### Problem
In the material below, change every occurrence of "heart-outline-icon" to "like-icon" and reproduce all other lines unaltered.

-------------------------

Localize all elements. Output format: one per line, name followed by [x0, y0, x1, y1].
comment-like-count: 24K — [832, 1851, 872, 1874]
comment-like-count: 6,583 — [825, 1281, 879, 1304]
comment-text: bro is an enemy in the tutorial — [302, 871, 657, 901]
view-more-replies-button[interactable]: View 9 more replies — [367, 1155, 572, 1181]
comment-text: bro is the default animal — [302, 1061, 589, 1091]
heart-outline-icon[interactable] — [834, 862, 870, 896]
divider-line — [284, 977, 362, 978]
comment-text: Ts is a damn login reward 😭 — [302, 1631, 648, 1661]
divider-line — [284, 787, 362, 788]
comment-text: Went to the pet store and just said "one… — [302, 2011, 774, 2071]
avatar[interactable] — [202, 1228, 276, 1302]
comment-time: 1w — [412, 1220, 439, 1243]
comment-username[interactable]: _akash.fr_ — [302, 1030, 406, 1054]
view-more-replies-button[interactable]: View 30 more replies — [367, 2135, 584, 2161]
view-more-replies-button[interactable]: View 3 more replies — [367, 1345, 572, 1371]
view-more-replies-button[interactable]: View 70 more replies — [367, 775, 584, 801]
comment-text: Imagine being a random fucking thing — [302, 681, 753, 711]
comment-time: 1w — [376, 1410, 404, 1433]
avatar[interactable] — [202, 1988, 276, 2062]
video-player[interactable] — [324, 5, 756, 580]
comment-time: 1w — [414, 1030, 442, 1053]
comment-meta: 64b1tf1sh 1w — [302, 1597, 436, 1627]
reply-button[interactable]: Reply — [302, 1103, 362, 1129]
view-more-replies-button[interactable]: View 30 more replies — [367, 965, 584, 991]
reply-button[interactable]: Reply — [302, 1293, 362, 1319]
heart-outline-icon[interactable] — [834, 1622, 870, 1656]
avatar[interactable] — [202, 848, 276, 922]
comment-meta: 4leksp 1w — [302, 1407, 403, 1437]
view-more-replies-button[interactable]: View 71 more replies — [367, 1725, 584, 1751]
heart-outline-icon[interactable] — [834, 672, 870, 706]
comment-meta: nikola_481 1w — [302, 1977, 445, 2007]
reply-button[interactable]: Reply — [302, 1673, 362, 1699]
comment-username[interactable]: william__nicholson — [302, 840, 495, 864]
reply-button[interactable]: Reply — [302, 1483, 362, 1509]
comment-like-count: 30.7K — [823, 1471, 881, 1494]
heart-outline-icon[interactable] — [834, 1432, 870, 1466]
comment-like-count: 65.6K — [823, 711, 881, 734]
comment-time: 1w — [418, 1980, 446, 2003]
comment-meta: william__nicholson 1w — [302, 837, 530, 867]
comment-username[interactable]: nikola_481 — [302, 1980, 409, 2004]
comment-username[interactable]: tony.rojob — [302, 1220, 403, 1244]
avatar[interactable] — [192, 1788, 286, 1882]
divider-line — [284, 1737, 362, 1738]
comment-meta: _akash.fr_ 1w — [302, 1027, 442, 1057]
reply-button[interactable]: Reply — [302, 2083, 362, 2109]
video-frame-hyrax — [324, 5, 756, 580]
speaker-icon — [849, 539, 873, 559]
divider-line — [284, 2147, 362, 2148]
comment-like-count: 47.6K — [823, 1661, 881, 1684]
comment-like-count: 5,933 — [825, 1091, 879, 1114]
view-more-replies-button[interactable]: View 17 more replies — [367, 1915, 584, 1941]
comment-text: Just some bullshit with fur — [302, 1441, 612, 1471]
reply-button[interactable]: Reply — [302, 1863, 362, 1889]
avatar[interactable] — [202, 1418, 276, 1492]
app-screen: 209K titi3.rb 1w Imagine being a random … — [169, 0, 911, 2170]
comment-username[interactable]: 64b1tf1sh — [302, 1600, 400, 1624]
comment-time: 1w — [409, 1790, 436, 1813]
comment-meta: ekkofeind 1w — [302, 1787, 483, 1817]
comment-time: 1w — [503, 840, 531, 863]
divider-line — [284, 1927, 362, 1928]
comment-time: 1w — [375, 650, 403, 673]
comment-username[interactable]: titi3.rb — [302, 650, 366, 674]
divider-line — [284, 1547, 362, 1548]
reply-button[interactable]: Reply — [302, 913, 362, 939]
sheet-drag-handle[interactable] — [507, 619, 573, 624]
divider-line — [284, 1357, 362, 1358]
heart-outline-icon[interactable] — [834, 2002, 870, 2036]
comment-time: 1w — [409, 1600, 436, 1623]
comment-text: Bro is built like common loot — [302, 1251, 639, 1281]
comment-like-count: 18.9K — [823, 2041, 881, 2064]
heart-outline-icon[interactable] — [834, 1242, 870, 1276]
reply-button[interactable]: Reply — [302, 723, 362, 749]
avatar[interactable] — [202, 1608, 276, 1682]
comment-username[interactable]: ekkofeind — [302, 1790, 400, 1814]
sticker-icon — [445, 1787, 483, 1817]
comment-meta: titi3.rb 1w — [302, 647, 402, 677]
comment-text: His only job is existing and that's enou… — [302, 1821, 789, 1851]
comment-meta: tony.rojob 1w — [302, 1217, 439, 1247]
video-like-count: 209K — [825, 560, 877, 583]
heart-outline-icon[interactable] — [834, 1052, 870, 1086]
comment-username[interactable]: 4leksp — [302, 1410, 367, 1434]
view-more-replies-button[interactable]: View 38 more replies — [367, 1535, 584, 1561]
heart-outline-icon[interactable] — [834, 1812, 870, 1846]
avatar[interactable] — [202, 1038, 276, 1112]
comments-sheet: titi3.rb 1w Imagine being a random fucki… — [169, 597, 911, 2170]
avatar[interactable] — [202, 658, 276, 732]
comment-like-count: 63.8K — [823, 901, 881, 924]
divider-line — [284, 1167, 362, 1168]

-------------------------

### Output below
Localize all elements. Output format: one per line, name followed by [x0, y0, x1, y1].
comment-like-count: 24K — [832, 1851, 872, 1874]
comment-like-count: 6,583 — [825, 1281, 879, 1304]
comment-text: bro is an enemy in the tutorial — [302, 871, 657, 901]
view-more-replies-button[interactable]: View 9 more replies — [367, 1155, 572, 1181]
comment-text: bro is the default animal — [302, 1061, 589, 1091]
like-icon[interactable] — [834, 862, 870, 896]
divider-line — [284, 977, 362, 978]
comment-text: Ts is a damn login reward 😭 — [302, 1631, 648, 1661]
divider-line — [284, 787, 362, 788]
comment-text: Went to the pet store and just said "one… — [302, 2011, 774, 2071]
avatar[interactable] — [202, 1228, 276, 1302]
comment-time: 1w — [412, 1220, 439, 1243]
comment-username[interactable]: _akash.fr_ — [302, 1030, 406, 1054]
view-more-replies-button[interactable]: View 30 more replies — [367, 2135, 584, 2161]
view-more-replies-button[interactable]: View 3 more replies — [367, 1345, 572, 1371]
view-more-replies-button[interactable]: View 70 more replies — [367, 775, 584, 801]
comment-text: Imagine being a random fucking thing — [302, 681, 753, 711]
comment-time: 1w — [376, 1410, 404, 1433]
avatar[interactable] — [202, 1988, 276, 2062]
video-player[interactable] — [324, 5, 756, 580]
comment-time: 1w — [414, 1030, 442, 1053]
comment-meta: 64b1tf1sh 1w — [302, 1597, 436, 1627]
reply-button[interactable]: Reply — [302, 1103, 362, 1129]
view-more-replies-button[interactable]: View 30 more replies — [367, 965, 584, 991]
reply-button[interactable]: Reply — [302, 1293, 362, 1319]
like-icon[interactable] — [834, 1622, 870, 1656]
avatar[interactable] — [202, 848, 276, 922]
comment-meta: 4leksp 1w — [302, 1407, 403, 1437]
view-more-replies-button[interactable]: View 71 more replies — [367, 1725, 584, 1751]
like-icon[interactable] — [834, 672, 870, 706]
comment-meta: nikola_481 1w — [302, 1977, 445, 2007]
reply-button[interactable]: Reply — [302, 1673, 362, 1699]
comment-username[interactable]: william__nicholson — [302, 840, 495, 864]
reply-button[interactable]: Reply — [302, 1483, 362, 1509]
comment-like-count: 30.7K — [823, 1471, 881, 1494]
like-icon[interactable] — [834, 1432, 870, 1466]
comment-like-count: 65.6K — [823, 711, 881, 734]
comment-time: 1w — [418, 1980, 446, 2003]
comment-meta: william__nicholson 1w — [302, 837, 530, 867]
comment-username[interactable]: nikola_481 — [302, 1980, 409, 2004]
comment-username[interactable]: tony.rojob — [302, 1220, 403, 1244]
avatar[interactable] — [192, 1788, 286, 1882]
divider-line — [284, 1737, 362, 1738]
comment-meta: _akash.fr_ 1w — [302, 1027, 442, 1057]
reply-button[interactable]: Reply — [302, 2083, 362, 2109]
video-frame-hyrax — [324, 5, 756, 580]
speaker-icon — [849, 539, 873, 559]
divider-line — [284, 2147, 362, 2148]
comment-like-count: 47.6K — [823, 1661, 881, 1684]
comment-like-count: 5,933 — [825, 1091, 879, 1114]
view-more-replies-button[interactable]: View 17 more replies — [367, 1915, 584, 1941]
comment-text: Just some bullshit with fur — [302, 1441, 612, 1471]
reply-button[interactable]: Reply — [302, 1863, 362, 1889]
avatar[interactable] — [202, 1418, 276, 1492]
app-screen: 209K titi3.rb 1w Imagine being a random … — [169, 0, 911, 2170]
comment-username[interactable]: 64b1tf1sh — [302, 1600, 400, 1624]
comment-time: 1w — [409, 1790, 436, 1813]
comment-meta: ekkofeind 1w — [302, 1787, 483, 1817]
comment-time: 1w — [503, 840, 531, 863]
divider-line — [284, 1927, 362, 1928]
comment-time: 1w — [375, 650, 403, 673]
comment-username[interactable]: titi3.rb — [302, 650, 366, 674]
divider-line — [284, 1547, 362, 1548]
reply-button[interactable]: Reply — [302, 913, 362, 939]
sheet-drag-handle[interactable] — [507, 619, 573, 624]
divider-line — [284, 1357, 362, 1358]
like-icon[interactable] — [834, 2002, 870, 2036]
comment-time: 1w — [409, 1600, 436, 1623]
comment-text: Bro is built like common loot — [302, 1251, 639, 1281]
comment-like-count: 18.9K — [823, 2041, 881, 2064]
like-icon[interactable] — [834, 1242, 870, 1276]
reply-button[interactable]: Reply — [302, 723, 362, 749]
avatar[interactable] — [202, 1608, 276, 1682]
comment-username[interactable]: ekkofeind — [302, 1790, 400, 1814]
sticker-icon — [445, 1787, 483, 1817]
comment-meta: titi3.rb 1w — [302, 647, 402, 677]
comment-text: His only job is existing and that's enou… — [302, 1821, 789, 1851]
comment-meta: tony.rojob 1w — [302, 1217, 439, 1247]
video-like-count: 209K — [825, 560, 877, 583]
like-icon[interactable] — [834, 1052, 870, 1086]
comment-username[interactable]: 4leksp — [302, 1410, 367, 1434]
view-more-replies-button[interactable]: View 38 more replies — [367, 1535, 584, 1561]
like-icon[interactable] — [834, 1812, 870, 1846]
avatar[interactable] — [202, 1038, 276, 1112]
comments-sheet: titi3.rb 1w Imagine being a random fucki… — [169, 597, 911, 2170]
avatar[interactable] — [202, 658, 276, 732]
comment-like-count: 63.8K — [823, 901, 881, 924]
divider-line — [284, 1167, 362, 1168]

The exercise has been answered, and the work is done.